Retype, without alteration, each line from the line containing "Give me the" to the final line of the records.

• • • •

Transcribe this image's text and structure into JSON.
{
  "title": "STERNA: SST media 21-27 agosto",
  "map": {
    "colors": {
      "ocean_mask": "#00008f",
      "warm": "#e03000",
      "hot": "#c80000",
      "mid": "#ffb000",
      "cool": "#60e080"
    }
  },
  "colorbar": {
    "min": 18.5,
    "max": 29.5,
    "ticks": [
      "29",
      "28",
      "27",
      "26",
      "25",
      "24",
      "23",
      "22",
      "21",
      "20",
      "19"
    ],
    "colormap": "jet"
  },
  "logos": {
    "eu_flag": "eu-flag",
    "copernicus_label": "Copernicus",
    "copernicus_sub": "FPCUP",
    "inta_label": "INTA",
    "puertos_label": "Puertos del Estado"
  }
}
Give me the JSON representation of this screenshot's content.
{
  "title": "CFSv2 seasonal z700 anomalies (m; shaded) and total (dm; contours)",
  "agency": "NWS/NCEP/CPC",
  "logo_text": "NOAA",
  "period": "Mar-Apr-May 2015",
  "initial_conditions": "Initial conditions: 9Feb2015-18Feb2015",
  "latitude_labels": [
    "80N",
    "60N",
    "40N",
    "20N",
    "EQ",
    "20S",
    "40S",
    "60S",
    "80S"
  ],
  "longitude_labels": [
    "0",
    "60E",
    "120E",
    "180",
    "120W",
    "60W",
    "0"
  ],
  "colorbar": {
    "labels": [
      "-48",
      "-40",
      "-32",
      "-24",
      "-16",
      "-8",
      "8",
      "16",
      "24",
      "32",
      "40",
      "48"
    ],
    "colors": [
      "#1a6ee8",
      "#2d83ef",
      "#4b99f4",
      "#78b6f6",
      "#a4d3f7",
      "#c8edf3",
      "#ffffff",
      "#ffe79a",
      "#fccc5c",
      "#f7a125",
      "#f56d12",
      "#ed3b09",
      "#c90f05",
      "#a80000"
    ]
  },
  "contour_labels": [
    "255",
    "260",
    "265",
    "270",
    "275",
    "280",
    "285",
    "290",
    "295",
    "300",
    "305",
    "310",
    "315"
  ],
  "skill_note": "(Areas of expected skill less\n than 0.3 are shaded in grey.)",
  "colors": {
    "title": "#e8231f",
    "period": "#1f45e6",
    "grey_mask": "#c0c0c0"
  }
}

• • • •

CORRECT RESULT:
Give me the JSON representation of this screenshot's content.
{
  "title": "CFSv2 seasonal z700 anomalies (m; shaded) and total (dm; contours)",
  "agency": "NWS/NCEP/CPC",
  "logo_text": "NOAA",
  "period": "Mar-Apr-May 2015",
  "initial_conditions": "Initial conditions: 9Feb2015-18Feb2015",
  "latitude_labels": [
    "80N",
    "60N",
    "40N",
    "20N",
    "EQ",
    "20S",
    "40S",
    "60S",
    "80S"
  ],
  "longitude_labels": [
    "0",
    "60E",
    "120E",
    "180",
    "120W",
    "60W",
    "0"
  ],
  "colorbar": {
    "labels": [
      "-48",
      "-40",
      "-32",
      "-24",
      "-16",
      "-8",
      "8",
      "16",
      "24",
      "32",
      "40",
      "48"
    ],
    "colors": [
      "#1a6ee8",
      "#2d83ef",
      "#4b99f4",
      "#78b6f6",
      "#a4d3f7",
      "#c8edf3",
      "#ffffff",
      "#ffe79a",
      "#fccc5c",
      "#f7a125",
      "#f56d12",
      "#ed3b09",
      "#c90f05",
      "#a80000"
    ]
  },
  "contour_labels": [
    "255",
    "260",
    "265",
    "270",
    "275",
    "280",
    "285",
    "290",
    "295",
    "300",
    "305",
    "310",
    "315"
  ],
  "skill_note": "(Areas of expected skill less\n than 0.3 are shaded in grey.)",
  "colors": {
    "title": "#e8231f",
    "period": "#1f45e6",
    "grey_mask": "#c0c0c0"
  }
}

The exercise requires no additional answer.